- **Data excerpts**
**********
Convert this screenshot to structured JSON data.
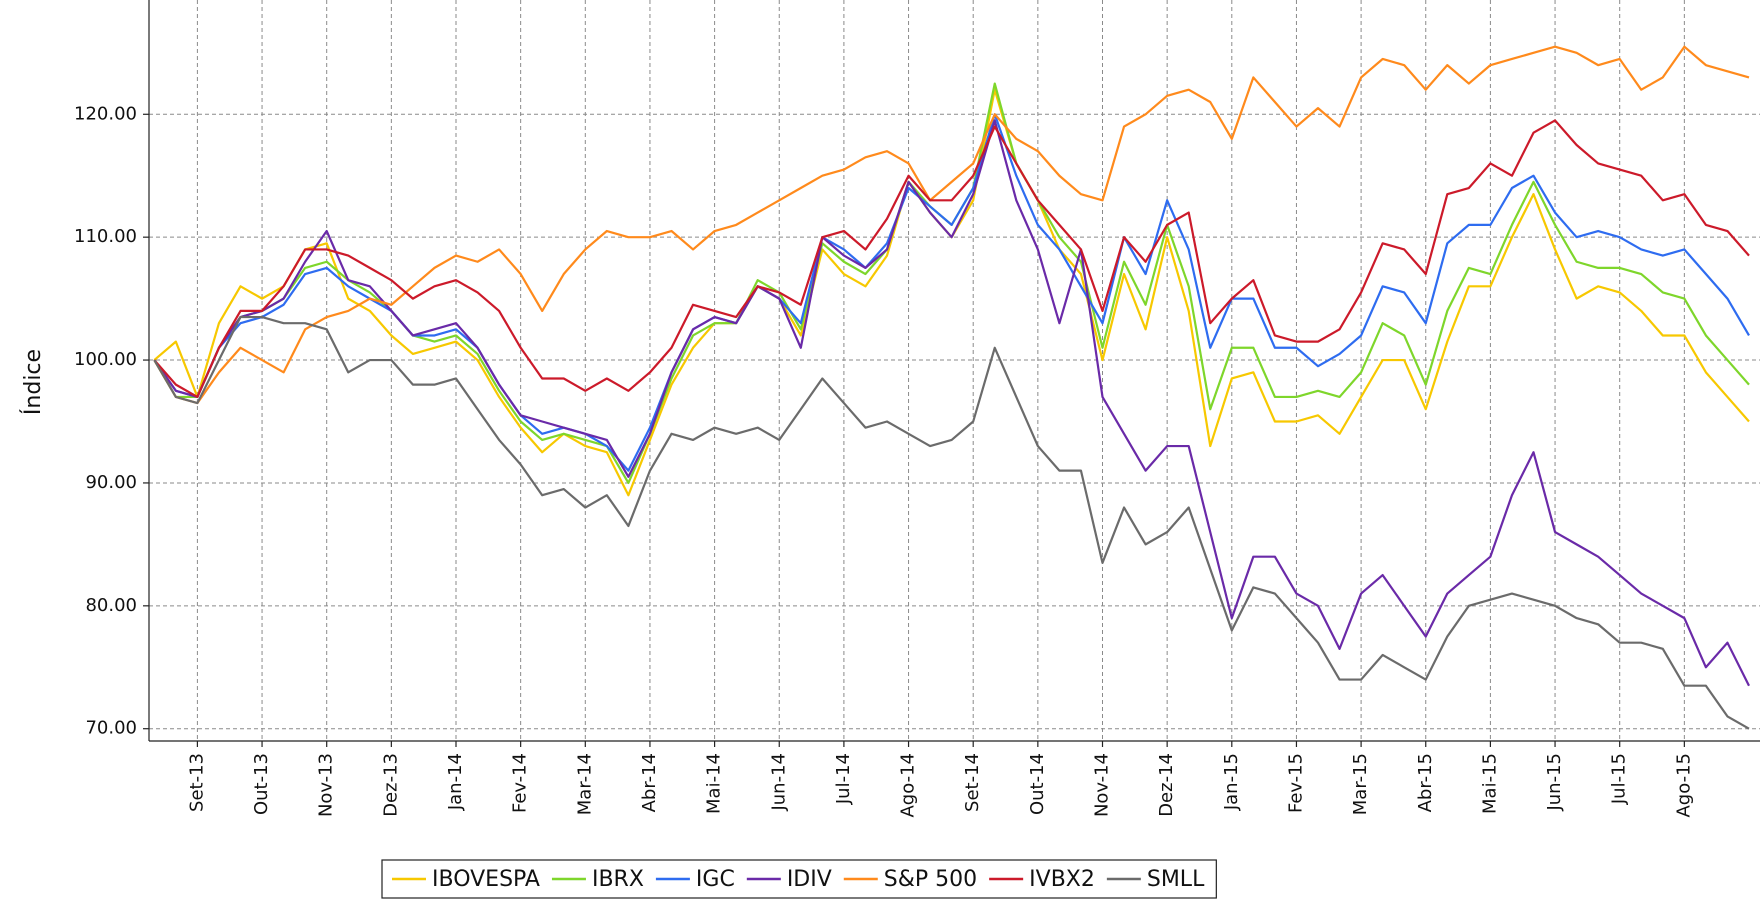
{
  "chart_data": {
    "type": "line",
    "y_label": "Índice",
    "categories": [
      null,
      null,
      "Set-13",
      null,
      null,
      "Out-13",
      null,
      null,
      "Nov-13",
      null,
      null,
      "Dez-13",
      null,
      null,
      "Jan-14",
      null,
      null,
      "Fev-14",
      null,
      null,
      "Mar-14",
      null,
      null,
      "Abr-14",
      null,
      null,
      "Mai-14",
      null,
      null,
      "Jun-14",
      null,
      null,
      "Jul-14",
      null,
      null,
      "Ago-14",
      null,
      null,
      "Set-14",
      null,
      null,
      "Out-14",
      null,
      null,
      "Nov-14",
      null,
      null,
      "Dez-14",
      null,
      null,
      "Jan-15",
      null,
      null,
      "Fev-15",
      null,
      null,
      "Mar-15",
      null,
      null,
      "Abr-15",
      null,
      null,
      "Mai-15",
      null,
      null,
      "Jun-15",
      null,
      null,
      "Jul-15",
      null,
      null,
      "Ago-15",
      null,
      null,
      null
    ],
    "ylim": [
      69,
      129.3
    ],
    "yticks": [
      {
        "value": 70,
        "label": "70.00"
      },
      {
        "value": 80,
        "label": "80.00"
      },
      {
        "value": 90,
        "label": "90.00"
      },
      {
        "value": 100,
        "label": "100.00"
      },
      {
        "value": 110,
        "label": "110.00"
      },
      {
        "value": 120,
        "label": "120.00"
      }
    ],
    "grid": true,
    "legend": "bottom",
    "series": [
      {
        "name": "IBOVESPA",
        "color": "#f7c800",
        "values": [
          100,
          101.5,
          97,
          103,
          106,
          105,
          106,
          109,
          109.5,
          105,
          104,
          102,
          100.5,
          101,
          101.5,
          100,
          97,
          94.5,
          92.5,
          94,
          93,
          92.5,
          89,
          93.5,
          98,
          101,
          103,
          103,
          106,
          105,
          102,
          109,
          107,
          106,
          108.5,
          114.5,
          112,
          110,
          113,
          122,
          116,
          113,
          109,
          107,
          100,
          107,
          102.5,
          110,
          104,
          93,
          98.5,
          99,
          95,
          95,
          95.5,
          94,
          97,
          100,
          100,
          96,
          101.5,
          106,
          106,
          110,
          113.5,
          109,
          105,
          106,
          105.5,
          104,
          102,
          102,
          99,
          97,
          95
        ]
      },
      {
        "name": "IBRX",
        "color": "#7ed62b",
        "values": [
          100,
          97,
          97,
          101,
          103.5,
          104,
          105,
          107.5,
          108,
          106.5,
          105.5,
          104,
          102,
          101.5,
          102,
          100.5,
          97.5,
          95,
          93.5,
          94,
          93.5,
          93,
          90,
          94,
          98.5,
          102,
          103,
          103,
          106.5,
          105.5,
          102.5,
          109.5,
          108,
          107,
          109,
          114.5,
          112.5,
          111,
          114,
          122.5,
          116,
          113,
          110,
          108,
          101,
          108,
          104.5,
          111,
          106,
          96,
          101,
          101,
          97,
          97,
          97.5,
          97,
          99,
          103,
          102,
          98,
          104,
          107.5,
          107,
          111,
          114.5,
          111,
          108,
          107.5,
          107.5,
          107,
          105.5,
          105,
          102,
          100,
          98
        ]
      },
      {
        "name": "IGC",
        "color": "#2e6cf0",
        "values": [
          100,
          97.5,
          97,
          101,
          103,
          103.5,
          104.5,
          107,
          107.5,
          106,
          105,
          104,
          102,
          102,
          102.5,
          101,
          98,
          95.5,
          94,
          94.5,
          94,
          93,
          91,
          94.5,
          99,
          102.5,
          103.5,
          103,
          106,
          105,
          103,
          110,
          109,
          107.5,
          109.5,
          114,
          112.5,
          111,
          114,
          120,
          115,
          111,
          109,
          106,
          103,
          110,
          107,
          113,
          109,
          101,
          105,
          105,
          101,
          101,
          99.5,
          100.5,
          102,
          106,
          105.5,
          103,
          109.5,
          111,
          111,
          114,
          115,
          112,
          110,
          110.5,
          110,
          109,
          108.5,
          109,
          107,
          105,
          102
        ]
      },
      {
        "name": "IDIV",
        "color": "#6a2aa8",
        "values": [
          100,
          97.5,
          97,
          101,
          103.5,
          104,
          105,
          108,
          110.5,
          106.5,
          106,
          104,
          102,
          102.5,
          103,
          101,
          98,
          95.5,
          95,
          94.5,
          94,
          93.5,
          90.5,
          94,
          99,
          102.5,
          103.5,
          103,
          106,
          105,
          101,
          110,
          108.5,
          107.5,
          109,
          114.5,
          112,
          110,
          113.5,
          119.5,
          113,
          109,
          103,
          109,
          97,
          94,
          91,
          93,
          93,
          86,
          79,
          84,
          84,
          81,
          80,
          76.5,
          81,
          82.5,
          80,
          77.5,
          81,
          82.5,
          84,
          89,
          92.5,
          86,
          85,
          84,
          82.5,
          81,
          80,
          79,
          75,
          77,
          73.5
        ]
      },
      {
        "name": "S&P 500",
        "color": "#ff8a1c",
        "values": [
          100,
          97,
          96.5,
          99,
          101,
          100,
          99,
          102.5,
          103.5,
          104,
          105,
          104.5,
          106,
          107.5,
          108.5,
          108,
          109,
          107,
          104,
          107,
          109,
          110.5,
          110,
          110,
          110.5,
          109,
          110.5,
          111,
          112,
          113,
          114,
          115,
          115.5,
          116.5,
          117,
          116,
          113,
          114.5,
          116,
          120,
          118,
          117,
          115,
          113.5,
          113,
          119,
          120,
          121.5,
          122,
          121,
          118,
          123,
          121,
          119,
          120.5,
          119,
          123,
          124.5,
          124,
          122,
          124,
          122.5,
          124,
          124.5,
          125,
          125.5,
          125,
          124,
          124.5,
          122,
          123,
          125.5,
          124,
          123.5,
          123
        ]
      },
      {
        "name": "IVBX2",
        "color": "#cc1a2a",
        "values": [
          100,
          98,
          97,
          101,
          104,
          104,
          106,
          109,
          109,
          108.5,
          107.5,
          106.5,
          105,
          106,
          106.5,
          105.5,
          104,
          101,
          98.5,
          98.5,
          97.5,
          98.5,
          97.5,
          99,
          101,
          104.5,
          104,
          103.5,
          106,
          105.5,
          104.5,
          110,
          110.5,
          109,
          111.5,
          115,
          113,
          113,
          115,
          119,
          116,
          113,
          111,
          109,
          104,
          110,
          108,
          111,
          112,
          103,
          105,
          106.5,
          102,
          101.5,
          101.5,
          102.5,
          105.5,
          109.5,
          109,
          107,
          113.5,
          114,
          116,
          115,
          118.5,
          119.5,
          117.5,
          116,
          115.5,
          115,
          113,
          113.5,
          111,
          110.5,
          108.5
        ]
      },
      {
        "name": "SMLL",
        "color": "#6b6b6b",
        "values": [
          100,
          97,
          96.5,
          100,
          103.5,
          103.5,
          103,
          103,
          102.5,
          99,
          100,
          100,
          98,
          98,
          98.5,
          96,
          93.5,
          91.5,
          89,
          89.5,
          88,
          89,
          86.5,
          91,
          94,
          93.5,
          94.5,
          94,
          94.5,
          93.5,
          96,
          98.5,
          96.5,
          94.5,
          95,
          94,
          93,
          93.5,
          95,
          101,
          97,
          93,
          91,
          91,
          83.5,
          88,
          85,
          86,
          88,
          83,
          78,
          81.5,
          81,
          79,
          77,
          74,
          74,
          76,
          75,
          74,
          77.5,
          80,
          80.5,
          81,
          80.5,
          80,
          79,
          78.5,
          77,
          77,
          76.5,
          73.5,
          73.5,
          71,
          70
        ]
      }
    ]
  }
}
**********
- **Task to complete**
Return each line among the entries that holds the word "color".

- **Response**
        "color": "#f7c800",
        "color": "#7ed62b",
        "color": "#2e6cf0",
        "color": "#6a2aa8",
        "color": "#ff8a1c",
        "color": "#cc1a2a",
        "color": "#6b6b6b",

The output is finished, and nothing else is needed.